(Source records)

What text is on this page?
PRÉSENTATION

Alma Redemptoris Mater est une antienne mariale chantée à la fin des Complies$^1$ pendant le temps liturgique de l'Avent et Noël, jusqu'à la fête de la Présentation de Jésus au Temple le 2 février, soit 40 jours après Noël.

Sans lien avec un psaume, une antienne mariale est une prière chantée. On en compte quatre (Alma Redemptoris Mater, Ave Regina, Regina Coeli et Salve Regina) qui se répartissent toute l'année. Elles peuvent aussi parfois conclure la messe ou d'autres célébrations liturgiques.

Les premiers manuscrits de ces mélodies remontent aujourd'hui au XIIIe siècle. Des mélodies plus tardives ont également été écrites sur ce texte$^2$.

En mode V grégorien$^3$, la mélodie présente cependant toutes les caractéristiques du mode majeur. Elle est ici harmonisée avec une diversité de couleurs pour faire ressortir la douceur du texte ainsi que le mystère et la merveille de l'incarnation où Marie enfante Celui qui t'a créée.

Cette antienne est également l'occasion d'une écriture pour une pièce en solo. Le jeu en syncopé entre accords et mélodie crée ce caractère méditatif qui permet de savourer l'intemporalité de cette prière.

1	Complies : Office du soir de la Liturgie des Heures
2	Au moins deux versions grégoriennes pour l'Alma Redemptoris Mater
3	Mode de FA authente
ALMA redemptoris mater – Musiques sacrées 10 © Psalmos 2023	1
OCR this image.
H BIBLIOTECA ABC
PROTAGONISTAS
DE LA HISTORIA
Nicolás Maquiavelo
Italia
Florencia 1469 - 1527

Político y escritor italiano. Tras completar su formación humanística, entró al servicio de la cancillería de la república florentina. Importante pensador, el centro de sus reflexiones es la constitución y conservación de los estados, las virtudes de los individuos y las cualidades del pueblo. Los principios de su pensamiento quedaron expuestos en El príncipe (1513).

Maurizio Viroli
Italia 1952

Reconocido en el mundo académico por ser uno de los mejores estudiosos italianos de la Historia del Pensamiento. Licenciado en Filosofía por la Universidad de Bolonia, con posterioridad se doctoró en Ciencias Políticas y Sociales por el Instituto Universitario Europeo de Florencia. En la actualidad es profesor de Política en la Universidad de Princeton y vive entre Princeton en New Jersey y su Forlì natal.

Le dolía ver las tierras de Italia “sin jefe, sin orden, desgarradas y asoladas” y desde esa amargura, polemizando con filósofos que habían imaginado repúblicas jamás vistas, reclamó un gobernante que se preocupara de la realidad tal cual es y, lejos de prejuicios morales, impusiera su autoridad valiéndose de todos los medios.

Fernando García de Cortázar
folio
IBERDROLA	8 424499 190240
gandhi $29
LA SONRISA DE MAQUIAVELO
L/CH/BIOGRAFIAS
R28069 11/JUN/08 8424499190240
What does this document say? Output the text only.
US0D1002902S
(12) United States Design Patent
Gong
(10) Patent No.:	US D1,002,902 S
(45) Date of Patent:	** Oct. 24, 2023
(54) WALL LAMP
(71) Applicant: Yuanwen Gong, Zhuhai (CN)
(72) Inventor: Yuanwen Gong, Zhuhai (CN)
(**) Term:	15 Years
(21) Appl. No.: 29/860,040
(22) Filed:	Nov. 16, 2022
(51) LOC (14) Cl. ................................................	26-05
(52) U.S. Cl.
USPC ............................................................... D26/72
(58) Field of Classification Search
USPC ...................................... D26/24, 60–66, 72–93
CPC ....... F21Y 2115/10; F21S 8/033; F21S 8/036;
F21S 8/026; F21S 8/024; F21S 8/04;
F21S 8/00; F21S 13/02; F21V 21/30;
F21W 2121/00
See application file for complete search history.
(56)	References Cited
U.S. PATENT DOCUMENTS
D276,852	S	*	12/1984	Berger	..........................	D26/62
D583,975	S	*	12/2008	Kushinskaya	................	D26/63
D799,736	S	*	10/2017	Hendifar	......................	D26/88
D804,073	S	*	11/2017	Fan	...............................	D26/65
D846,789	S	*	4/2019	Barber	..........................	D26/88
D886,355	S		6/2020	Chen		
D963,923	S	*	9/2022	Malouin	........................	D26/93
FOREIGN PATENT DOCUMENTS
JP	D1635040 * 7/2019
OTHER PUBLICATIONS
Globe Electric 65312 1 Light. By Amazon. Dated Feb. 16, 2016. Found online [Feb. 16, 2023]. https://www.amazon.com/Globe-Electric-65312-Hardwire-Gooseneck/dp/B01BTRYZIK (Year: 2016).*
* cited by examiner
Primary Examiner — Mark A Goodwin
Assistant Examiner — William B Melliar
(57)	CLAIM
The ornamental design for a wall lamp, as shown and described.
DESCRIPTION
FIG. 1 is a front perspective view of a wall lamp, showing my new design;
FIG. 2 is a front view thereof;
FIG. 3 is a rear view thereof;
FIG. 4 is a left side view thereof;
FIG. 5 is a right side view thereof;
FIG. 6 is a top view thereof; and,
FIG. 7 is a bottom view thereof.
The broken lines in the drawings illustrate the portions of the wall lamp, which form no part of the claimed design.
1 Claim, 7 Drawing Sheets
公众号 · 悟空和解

(Instructions for the task)
In the material above, find the lines that contain "avec" and show them.

(Solution)
Sans lien avec un psaume, une antienne mariale est une prière chantée. On en compte quatre (Alma Redemptoris Mater, Ave Regina, Regina Coeli et Salve Regina) qui se répartissent toute l'année. Elles peuvent aussi parfois conclure la messe ou d'autres célébrations liturgiques.
En mode V grégorien$^3$, la mélodie présente cependant toutes les caractéristiques du mode majeur. Elle est ici harmonisée avec une diversité de couleurs pour faire ressortir la douceur du texte ainsi que le mystère et la merveille de l'incarnation où Marie enfante Celui qui t'a créée.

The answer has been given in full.